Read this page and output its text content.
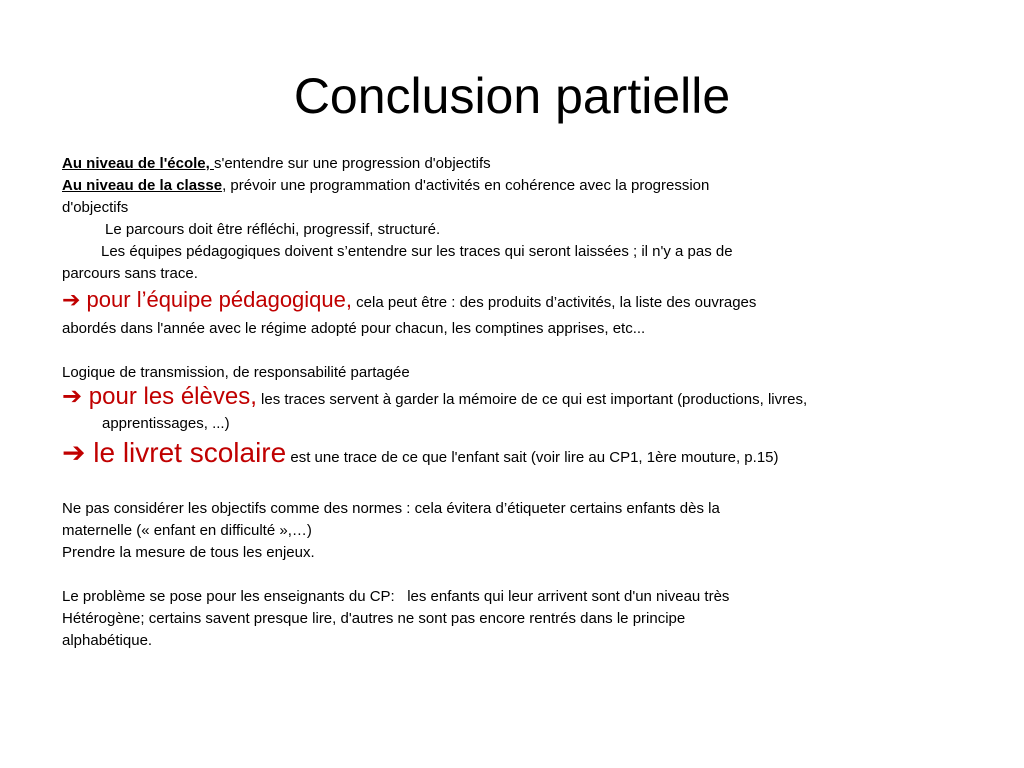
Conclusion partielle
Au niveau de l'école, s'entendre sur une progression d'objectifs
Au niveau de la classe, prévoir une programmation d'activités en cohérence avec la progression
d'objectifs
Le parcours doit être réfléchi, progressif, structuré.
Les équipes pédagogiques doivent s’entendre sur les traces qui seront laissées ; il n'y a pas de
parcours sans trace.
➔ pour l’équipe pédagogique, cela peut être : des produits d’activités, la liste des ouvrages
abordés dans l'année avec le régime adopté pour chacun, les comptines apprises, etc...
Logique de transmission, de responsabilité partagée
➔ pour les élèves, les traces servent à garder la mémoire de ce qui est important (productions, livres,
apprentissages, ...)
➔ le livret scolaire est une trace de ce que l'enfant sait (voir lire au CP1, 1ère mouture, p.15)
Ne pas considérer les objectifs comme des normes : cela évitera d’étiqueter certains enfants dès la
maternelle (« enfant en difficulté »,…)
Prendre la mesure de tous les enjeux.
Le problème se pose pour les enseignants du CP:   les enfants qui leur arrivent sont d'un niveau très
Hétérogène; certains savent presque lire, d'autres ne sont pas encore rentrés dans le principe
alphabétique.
----------------------------------------
_What you should do_
Count the lines of these entries that hold the string "lire", and give only that number.

_Solution to the problem_
2